-------- RECORDS FOR PROCESSING

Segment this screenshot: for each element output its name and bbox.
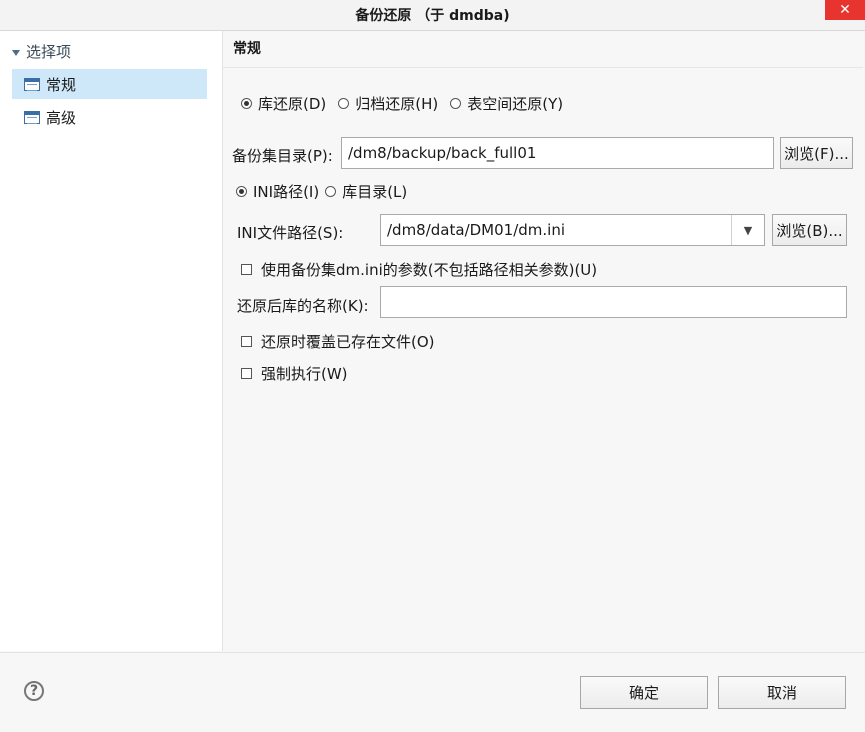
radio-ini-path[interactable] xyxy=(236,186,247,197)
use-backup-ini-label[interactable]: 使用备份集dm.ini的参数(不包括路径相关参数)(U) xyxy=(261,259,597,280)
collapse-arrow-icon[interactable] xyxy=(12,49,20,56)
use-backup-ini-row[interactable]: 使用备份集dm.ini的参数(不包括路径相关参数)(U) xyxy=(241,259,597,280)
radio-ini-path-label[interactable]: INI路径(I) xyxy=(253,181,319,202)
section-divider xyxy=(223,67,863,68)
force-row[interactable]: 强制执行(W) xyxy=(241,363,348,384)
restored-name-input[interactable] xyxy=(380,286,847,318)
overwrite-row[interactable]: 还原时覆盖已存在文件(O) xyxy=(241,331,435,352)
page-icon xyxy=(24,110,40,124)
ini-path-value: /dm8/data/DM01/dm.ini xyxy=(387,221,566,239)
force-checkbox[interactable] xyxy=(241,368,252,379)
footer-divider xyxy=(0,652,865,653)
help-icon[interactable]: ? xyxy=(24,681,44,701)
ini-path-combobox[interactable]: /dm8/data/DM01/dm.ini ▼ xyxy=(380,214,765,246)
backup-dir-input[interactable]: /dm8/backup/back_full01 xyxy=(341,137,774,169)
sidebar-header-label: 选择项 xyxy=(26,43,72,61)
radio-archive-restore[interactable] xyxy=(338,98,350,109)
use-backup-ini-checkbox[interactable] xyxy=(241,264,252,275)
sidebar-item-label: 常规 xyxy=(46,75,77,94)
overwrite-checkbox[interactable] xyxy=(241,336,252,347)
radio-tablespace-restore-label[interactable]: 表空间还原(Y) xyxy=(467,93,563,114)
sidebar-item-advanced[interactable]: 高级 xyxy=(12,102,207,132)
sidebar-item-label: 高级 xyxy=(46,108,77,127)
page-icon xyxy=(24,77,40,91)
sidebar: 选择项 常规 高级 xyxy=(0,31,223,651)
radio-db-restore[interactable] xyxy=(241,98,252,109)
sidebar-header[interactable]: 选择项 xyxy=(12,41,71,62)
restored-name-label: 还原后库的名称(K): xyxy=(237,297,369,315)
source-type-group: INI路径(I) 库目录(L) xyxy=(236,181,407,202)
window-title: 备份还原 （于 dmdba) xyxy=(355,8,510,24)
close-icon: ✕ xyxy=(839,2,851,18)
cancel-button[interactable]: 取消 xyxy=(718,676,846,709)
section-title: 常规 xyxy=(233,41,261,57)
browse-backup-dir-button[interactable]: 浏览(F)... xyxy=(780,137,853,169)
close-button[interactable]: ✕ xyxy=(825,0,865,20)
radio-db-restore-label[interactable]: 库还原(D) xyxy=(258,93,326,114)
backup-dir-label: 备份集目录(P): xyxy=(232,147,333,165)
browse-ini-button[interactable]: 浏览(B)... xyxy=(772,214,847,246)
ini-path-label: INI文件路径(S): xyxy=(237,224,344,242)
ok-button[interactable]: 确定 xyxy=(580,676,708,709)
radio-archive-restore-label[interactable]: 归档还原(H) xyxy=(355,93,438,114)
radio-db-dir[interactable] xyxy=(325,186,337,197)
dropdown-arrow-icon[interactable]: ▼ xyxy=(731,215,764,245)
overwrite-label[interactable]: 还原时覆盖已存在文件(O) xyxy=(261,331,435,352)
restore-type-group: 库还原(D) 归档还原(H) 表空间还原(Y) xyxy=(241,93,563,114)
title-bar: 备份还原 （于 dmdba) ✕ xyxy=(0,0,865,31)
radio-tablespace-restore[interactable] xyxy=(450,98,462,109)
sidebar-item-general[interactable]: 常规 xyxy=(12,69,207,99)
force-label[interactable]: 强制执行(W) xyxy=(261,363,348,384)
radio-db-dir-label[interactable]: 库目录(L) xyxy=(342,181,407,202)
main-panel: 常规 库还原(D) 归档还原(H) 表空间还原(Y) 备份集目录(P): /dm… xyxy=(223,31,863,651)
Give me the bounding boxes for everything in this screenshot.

----------------
-------- RECORDS FOR PROCESSING

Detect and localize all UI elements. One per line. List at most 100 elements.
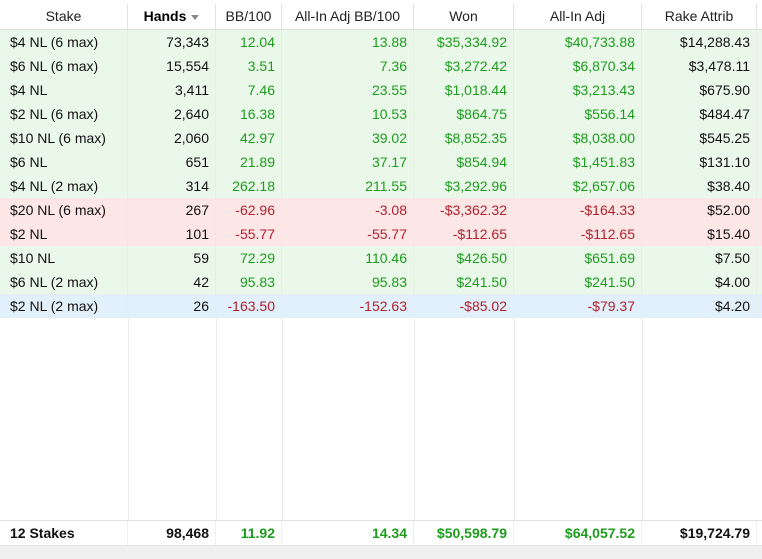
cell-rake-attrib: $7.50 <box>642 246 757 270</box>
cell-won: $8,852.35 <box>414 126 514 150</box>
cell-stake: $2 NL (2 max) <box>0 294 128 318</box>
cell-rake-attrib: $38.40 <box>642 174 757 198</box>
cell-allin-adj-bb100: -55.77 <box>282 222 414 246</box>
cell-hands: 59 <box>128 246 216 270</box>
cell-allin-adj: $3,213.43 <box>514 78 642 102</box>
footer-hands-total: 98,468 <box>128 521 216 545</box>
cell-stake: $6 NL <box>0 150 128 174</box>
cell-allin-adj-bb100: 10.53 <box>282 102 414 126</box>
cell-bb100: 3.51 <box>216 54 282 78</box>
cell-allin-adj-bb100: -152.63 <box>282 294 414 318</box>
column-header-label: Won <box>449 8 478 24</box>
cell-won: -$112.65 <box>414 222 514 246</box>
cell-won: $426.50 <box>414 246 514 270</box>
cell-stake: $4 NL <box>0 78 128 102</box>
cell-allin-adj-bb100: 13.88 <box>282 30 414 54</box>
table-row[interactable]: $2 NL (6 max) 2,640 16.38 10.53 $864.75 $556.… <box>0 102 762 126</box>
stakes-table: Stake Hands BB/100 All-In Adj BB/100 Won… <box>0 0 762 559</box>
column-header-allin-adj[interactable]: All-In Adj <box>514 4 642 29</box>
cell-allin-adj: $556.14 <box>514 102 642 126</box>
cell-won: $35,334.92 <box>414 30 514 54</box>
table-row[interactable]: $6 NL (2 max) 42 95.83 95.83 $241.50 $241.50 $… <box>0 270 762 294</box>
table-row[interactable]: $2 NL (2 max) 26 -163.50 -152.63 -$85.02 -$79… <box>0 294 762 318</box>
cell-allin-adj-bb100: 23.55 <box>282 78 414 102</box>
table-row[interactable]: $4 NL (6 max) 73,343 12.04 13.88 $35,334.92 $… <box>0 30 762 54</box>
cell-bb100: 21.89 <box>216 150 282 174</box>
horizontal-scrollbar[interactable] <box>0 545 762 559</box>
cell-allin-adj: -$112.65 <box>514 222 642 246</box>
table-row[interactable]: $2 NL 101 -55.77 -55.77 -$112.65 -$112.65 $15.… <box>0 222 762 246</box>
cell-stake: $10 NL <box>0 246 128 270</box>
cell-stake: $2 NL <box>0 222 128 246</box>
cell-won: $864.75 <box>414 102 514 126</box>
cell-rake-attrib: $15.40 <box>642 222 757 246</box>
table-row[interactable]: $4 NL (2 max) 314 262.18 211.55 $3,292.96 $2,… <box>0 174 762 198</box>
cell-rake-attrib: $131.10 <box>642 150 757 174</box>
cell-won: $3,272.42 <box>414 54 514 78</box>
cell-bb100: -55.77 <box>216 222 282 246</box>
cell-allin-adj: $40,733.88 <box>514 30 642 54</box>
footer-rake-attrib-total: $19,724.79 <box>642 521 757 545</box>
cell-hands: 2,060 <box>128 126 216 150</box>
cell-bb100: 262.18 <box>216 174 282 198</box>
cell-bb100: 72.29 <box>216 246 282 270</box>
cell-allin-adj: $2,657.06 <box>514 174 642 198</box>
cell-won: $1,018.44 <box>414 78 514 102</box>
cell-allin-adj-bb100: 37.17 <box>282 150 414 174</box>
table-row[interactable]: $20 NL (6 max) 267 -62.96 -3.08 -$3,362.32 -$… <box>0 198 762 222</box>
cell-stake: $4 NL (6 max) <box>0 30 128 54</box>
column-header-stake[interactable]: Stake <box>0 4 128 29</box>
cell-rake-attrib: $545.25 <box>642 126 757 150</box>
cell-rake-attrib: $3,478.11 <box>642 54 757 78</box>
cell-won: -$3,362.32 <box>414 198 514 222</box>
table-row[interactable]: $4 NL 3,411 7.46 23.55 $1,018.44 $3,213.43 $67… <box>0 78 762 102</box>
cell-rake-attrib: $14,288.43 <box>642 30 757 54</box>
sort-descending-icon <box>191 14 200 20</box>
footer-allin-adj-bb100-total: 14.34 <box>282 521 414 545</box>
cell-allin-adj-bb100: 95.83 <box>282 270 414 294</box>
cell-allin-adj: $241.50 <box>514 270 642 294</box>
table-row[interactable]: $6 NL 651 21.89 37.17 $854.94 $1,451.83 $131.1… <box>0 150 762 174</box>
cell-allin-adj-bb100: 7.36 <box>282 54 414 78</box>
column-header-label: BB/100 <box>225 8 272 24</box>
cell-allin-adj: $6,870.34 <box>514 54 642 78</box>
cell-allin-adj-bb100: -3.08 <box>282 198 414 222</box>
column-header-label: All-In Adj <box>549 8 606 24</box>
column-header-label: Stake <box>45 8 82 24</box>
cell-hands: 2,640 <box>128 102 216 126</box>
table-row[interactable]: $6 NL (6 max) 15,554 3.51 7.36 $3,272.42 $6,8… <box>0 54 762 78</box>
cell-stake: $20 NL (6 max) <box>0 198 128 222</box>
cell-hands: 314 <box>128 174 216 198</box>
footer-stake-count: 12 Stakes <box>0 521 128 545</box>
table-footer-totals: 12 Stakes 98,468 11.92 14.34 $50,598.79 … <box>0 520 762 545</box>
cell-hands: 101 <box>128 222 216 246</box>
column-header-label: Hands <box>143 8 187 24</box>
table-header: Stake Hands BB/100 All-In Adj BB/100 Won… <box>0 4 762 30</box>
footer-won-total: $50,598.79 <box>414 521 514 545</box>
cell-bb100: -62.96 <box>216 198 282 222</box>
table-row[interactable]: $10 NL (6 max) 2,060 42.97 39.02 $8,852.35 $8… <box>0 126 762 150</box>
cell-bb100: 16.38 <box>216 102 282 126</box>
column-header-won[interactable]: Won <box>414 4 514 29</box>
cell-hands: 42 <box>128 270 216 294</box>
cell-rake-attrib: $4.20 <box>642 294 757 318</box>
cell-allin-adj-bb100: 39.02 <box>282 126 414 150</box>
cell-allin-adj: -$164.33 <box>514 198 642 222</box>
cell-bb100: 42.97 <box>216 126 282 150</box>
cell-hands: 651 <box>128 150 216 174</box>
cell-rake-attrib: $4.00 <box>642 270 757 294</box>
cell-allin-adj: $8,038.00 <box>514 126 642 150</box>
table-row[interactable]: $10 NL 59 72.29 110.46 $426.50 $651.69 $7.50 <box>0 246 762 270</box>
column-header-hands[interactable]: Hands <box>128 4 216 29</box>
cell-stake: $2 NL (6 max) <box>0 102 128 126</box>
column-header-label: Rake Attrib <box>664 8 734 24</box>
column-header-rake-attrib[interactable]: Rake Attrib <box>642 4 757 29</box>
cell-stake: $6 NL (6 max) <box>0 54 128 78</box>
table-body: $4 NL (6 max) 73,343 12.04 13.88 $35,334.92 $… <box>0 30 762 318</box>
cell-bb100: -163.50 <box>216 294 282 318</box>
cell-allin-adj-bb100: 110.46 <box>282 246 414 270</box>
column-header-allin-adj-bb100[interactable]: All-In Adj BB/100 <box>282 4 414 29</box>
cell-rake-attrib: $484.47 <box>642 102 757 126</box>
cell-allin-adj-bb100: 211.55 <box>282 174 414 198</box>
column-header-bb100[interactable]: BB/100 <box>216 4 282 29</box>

----------------

OBJECTIVE: Repeat, without any change, the lines from the one containing "cell-rake-attrib: $7.50 <box>642" through the one containing "cell-allin-adj-bb100: -55.77 <box>282", both included.

RESULT OF THE EXERCISE:
cell-rake-attrib: $7.50 <box>642 246 757 270</box>
cell-won: $8,852.35 <box>414 126 514 150</box>
cell-stake: $2 NL (2 max) <box>0 294 128 318</box>
cell-rake-attrib: $38.40 <box>642 174 757 198</box>
cell-allin-adj-bb100: -55.77 <box>282 222 414 246</box>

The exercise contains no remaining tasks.